Instructions for the task:
Set down each line of the material that follows, exactly, with no pictures.

*** Raw records ***

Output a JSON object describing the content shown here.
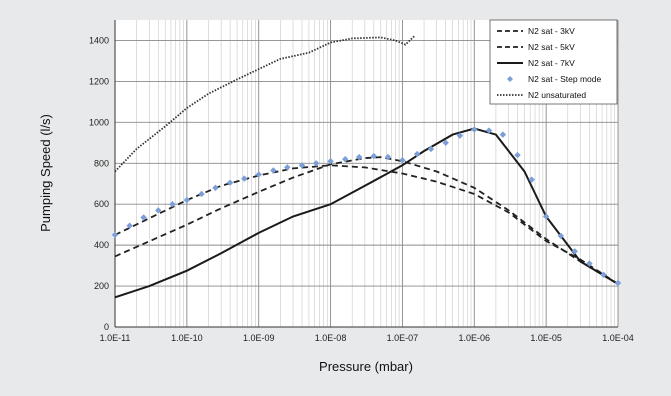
{
  "chart_data": {
    "type": "line",
    "xlabel": "Pressure (mbar)",
    "ylabel": "Pumping Speed (l/s)",
    "x_scale": "log",
    "xlim": [
      1e-11,
      0.0001
    ],
    "ylim": [
      0,
      1500
    ],
    "grid": true,
    "legend_position": "top-right",
    "x_ticks": [
      {
        "value": 1e-11,
        "label": "1.0E-11"
      },
      {
        "value": 1e-10,
        "label": "1.0E-10"
      },
      {
        "value": 1e-09,
        "label": "1.0E-09"
      },
      {
        "value": 1e-08,
        "label": "1.0E-08"
      },
      {
        "value": 1e-07,
        "label": "1.0E-07"
      },
      {
        "value": 1e-06,
        "label": "1.0E-06"
      },
      {
        "value": 1e-05,
        "label": "1.0E-05"
      },
      {
        "value": 0.0001,
        "label": "1.0E-04"
      }
    ],
    "y_ticks": [
      {
        "value": 0,
        "label": "0"
      },
      {
        "value": 200,
        "label": "200"
      },
      {
        "value": 400,
        "label": "400"
      },
      {
        "value": 600,
        "label": "600"
      },
      {
        "value": 800,
        "label": "800"
      },
      {
        "value": 1000,
        "label": "1000"
      },
      {
        "value": 1200,
        "label": "1200"
      },
      {
        "value": 1400,
        "label": "1400"
      }
    ],
    "series": [
      {
        "name": "N2 sat - 3kV",
        "style": "dashed",
        "color": "#222222",
        "x": [
          1e-11,
          1e-10,
          3e-10,
          1e-09,
          3e-09,
          1e-08,
          3e-08,
          1e-07,
          3e-07,
          1e-06,
          3e-06,
          1e-05,
          3e-05,
          0.0001
        ],
        "y": [
          450,
          620,
          690,
          740,
          775,
          790,
          780,
          750,
          710,
          650,
          560,
          420,
          330,
          210
        ]
      },
      {
        "name": "N2 sat - 5kV",
        "style": "dashed",
        "color": "#222222",
        "x": [
          1e-11,
          1e-10,
          3e-10,
          1e-09,
          3e-09,
          1e-08,
          3e-08,
          5e-08,
          1e-07,
          3e-07,
          1e-06,
          3e-06,
          1e-05,
          3e-05,
          0.0001
        ],
        "y": [
          345,
          500,
          580,
          660,
          730,
          795,
          825,
          830,
          810,
          760,
          680,
          570,
          430,
          320,
          210
        ]
      },
      {
        "name": "N2 sat - 7kV",
        "style": "solid",
        "color": "#1a1a1a",
        "x": [
          1e-11,
          3e-11,
          1e-10,
          3e-10,
          1e-09,
          3e-09,
          1e-08,
          3e-08,
          1e-07,
          2e-07,
          5e-07,
          1e-06,
          2e-06,
          5e-06,
          1e-05,
          3e-05,
          0.0001
        ],
        "y": [
          145,
          200,
          275,
          360,
          460,
          540,
          600,
          690,
          790,
          860,
          940,
          970,
          940,
          760,
          540,
          320,
          210
        ]
      },
      {
        "name": "N2 sat - Step mode",
        "style": "markers",
        "color": "#7b9fd6",
        "x": [
          1e-11,
          1.6e-11,
          2.5e-11,
          4e-11,
          6.3e-11,
          1e-10,
          1.6e-10,
          2.5e-10,
          4e-10,
          6.3e-10,
          1e-09,
          1.6e-09,
          2.5e-09,
          4e-09,
          6.3e-09,
          1e-08,
          1.6e-08,
          2.5e-08,
          4e-08,
          6.3e-08,
          1e-07,
          1.6e-07,
          2.5e-07,
          4e-07,
          6.3e-07,
          1e-06,
          1.6e-06,
          2.5e-06,
          4e-06,
          6.3e-06,
          1e-05,
          1.6e-05,
          2.5e-05,
          4e-05,
          6.3e-05,
          0.0001
        ],
        "y": [
          450,
          495,
          535,
          570,
          600,
          620,
          650,
          680,
          705,
          725,
          745,
          765,
          780,
          790,
          800,
          810,
          820,
          830,
          835,
          830,
          815,
          845,
          870,
          900,
          935,
          965,
          960,
          940,
          840,
          720,
          540,
          445,
          370,
          310,
          255,
          215
        ]
      },
      {
        "name": "N2 unsaturated",
        "style": "dotted",
        "color": "#333333",
        "x": [
          1e-11,
          2e-11,
          5e-11,
          1e-10,
          2e-10,
          5e-10,
          1e-09,
          2e-09,
          5e-09,
          1e-08,
          2e-08,
          5e-08,
          8e-08,
          1.1e-07,
          1.5e-07
        ],
        "y": [
          760,
          870,
          980,
          1070,
          1140,
          1210,
          1260,
          1310,
          1340,
          1390,
          1410,
          1415,
          1400,
          1380,
          1425
        ]
      }
    ]
  }
}
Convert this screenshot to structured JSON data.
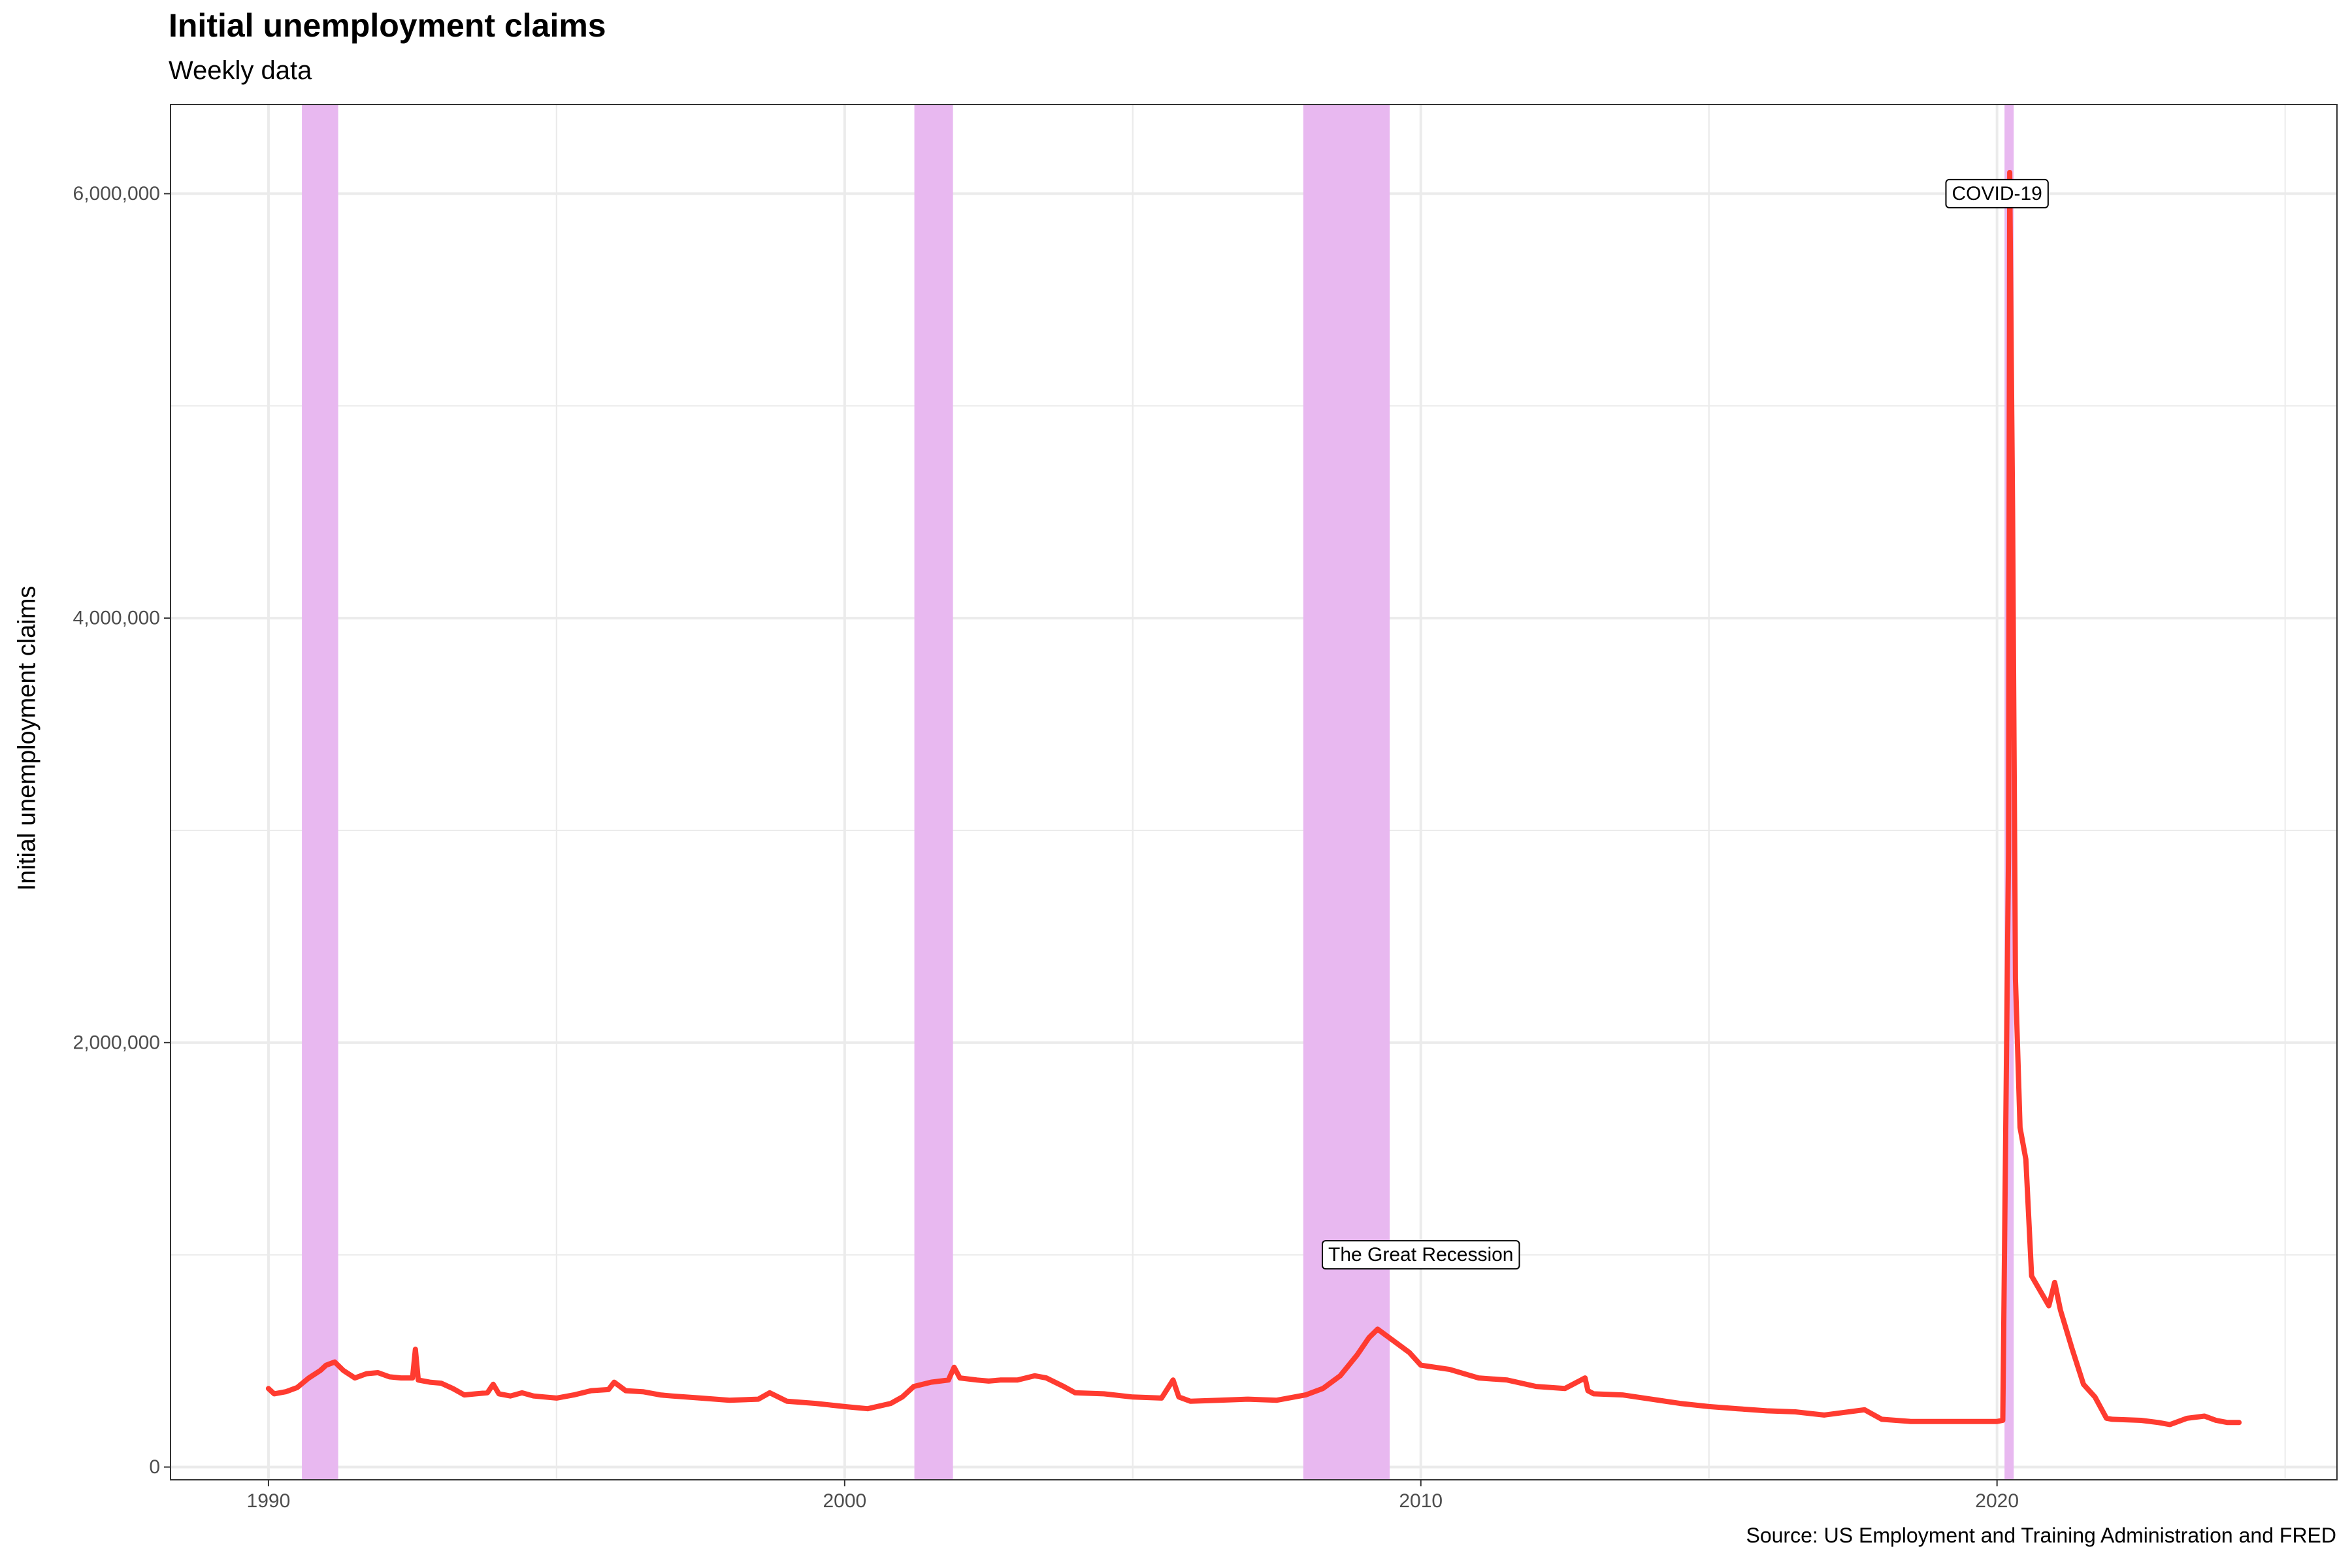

***

Written solution:
Output a JSON object describing the content shown here.
{
  "chart_data": {
    "type": "line",
    "xlabel": "Pressure (mbar)",
    "ylabel": "Pumping Speed (l/s)",
    "x_scale": "log",
    "xlim": [
      1e-11,
      0.0001
    ],
    "ylim": [
      0,
      1500
    ],
    "grid": true,
    "legend_position": "top-right",
    "x_ticks": [
      {
        "value": 1e-11,
        "label": "1.0E-11"
      },
      {
        "value": 1e-10,
        "label": "1.0E-10"
      },
      {
        "value": 1e-09,
        "label": "1.0E-09"
      },
      {
        "value": 1e-08,
        "label": "1.0E-08"
      },
      {
        "value": 1e-07,
        "label": "1.0E-07"
      },
      {
        "value": 1e-06,
        "label": "1.0E-06"
      },
      {
        "value": 1e-05,
        "label": "1.0E-05"
      },
      {
        "value": 0.0001,
        "label": "1.0E-04"
      }
    ],
    "y_ticks": [
      {
        "value": 0,
        "label": "0"
      },
      {
        "value": 200,
        "label": "200"
      },
      {
        "value": 400,
        "label": "400"
      },
      {
        "value": 600,
        "label": "600"
      },
      {
        "value": 800,
        "label": "800"
      },
      {
        "value": 1000,
        "label": "1000"
      },
      {
        "value": 1200,
        "label": "1200"
      },
      {
        "value": 1400,
        "label": "1400"
      }
    ],
    "series": [
      {
        "name": "N2 sat - 3kV",
        "style": "dashed",
        "color": "#222222",
        "x": [
          1e-11,
          1e-10,
          3e-10,
          1e-09,
          3e-09,
          1e-08,
          3e-08,
          1e-07,
          3e-07,
          1e-06,
          3e-06,
          1e-05,
          3e-05,
          0.0001
        ],
        "y": [
          450,
          620,
          690,
          740,
          775,
          790,
          780,
          750,
          710,
          650,
          560,
          420,
          330,
          210
        ]
      },
      {
        "name": "N2 sat - 5kV",
        "style": "dashed",
        "color": "#222222",
        "x": [
          1e-11,
          1e-10,
          3e-10,
          1e-09,
          3e-09,
          1e-08,
          3e-08,
          5e-08,
          1e-07,
          3e-07,
          1e-06,
          3e-06,
          1e-05,
          3e-05,
          0.0001
        ],
        "y": [
          345,
          500,
          580,
          660,
          730,
          795,
          825,
          830,
          810,
          760,
          680,
          570,
          430,
          320,
          210
        ]
      },
      {
        "name": "N2 sat - 7kV",
        "style": "solid",
        "color": "#1a1a1a",
        "x": [
          1e-11,
          3e-11,
          1e-10,
          3e-10,
          1e-09,
          3e-09,
          1e-08,
          3e-08,
          1e-07,
          2e-07,
          5e-07,
          1e-06,
          2e-06,
          5e-06,
          1e-05,
          3e-05,
          0.0001
        ],
        "y": [
          145,
          200,
          275,
          360,
          460,
          540,
          600,
          690,
          790,
          860,
          940,
          970,
          940,
          760,
          540,
          320,
          210
        ]
      },
      {
        "name": "N2 sat - Step mode",
        "style": "markers",
        "color": "#7b9fd6",
        "x": [
          1e-11,
          1.6e-11,
          2.5e-11,
          4e-11,
          6.3e-11,
          1e-10,
          1.6e-10,
          2.5e-10,
          4e-10,
          6.3e-10,
          1e-09,
          1.6e-09,
          2.5e-09,
          4e-09,
          6.3e-09,
          1e-08,
          1.6e-08,
          2.5e-08,
          4e-08,
          6.3e-08,
          1e-07,
          1.6e-07,
          2.5e-07,
          4e-07,
          6.3e-07,
          1e-06,
          1.6e-06,
          2.5e-06,
          4e-06,
          6.3e-06,
          1e-05,
          1.6e-05,
          2.5e-05,
          4e-05,
          6.3e-05,
          0.0001
        ],
        "y": [
          450,
          495,
          535,
          570,
          600,
          620,
          650,
          680,
          705,
          725,
          745,
          765,
          780,
          790,
          800,
          810,
          820,
          830,
          835,
          830,
          815,
          845,
          870,
          900,
          935,
          965,
          960,
          940,
          840,
          720,
          540,
          445,
          370,
          310,
          255,
          215
        ]
      },
      {
        "name": "N2 unsaturated",
        "style": "dotted",
        "color": "#333333",
        "x": [
          1e-11,
          2e-11,
          5e-11,
          1e-10,
          2e-10,
          5e-10,
          1e-09,
          2e-09,
          5e-09,
          1e-08,
          2e-08,
          5e-08,
          8e-08,
          1.1e-07,
          1.5e-07
        ],
        "y": [
          760,
          870,
          980,
          1070,
          1140,
          1210,
          1260,
          1310,
          1340,
          1390,
          1410,
          1415,
          1400,
          1380,
          1425
        ]
      }
    ]
  }
}
Convert this screenshot to structured JSON data.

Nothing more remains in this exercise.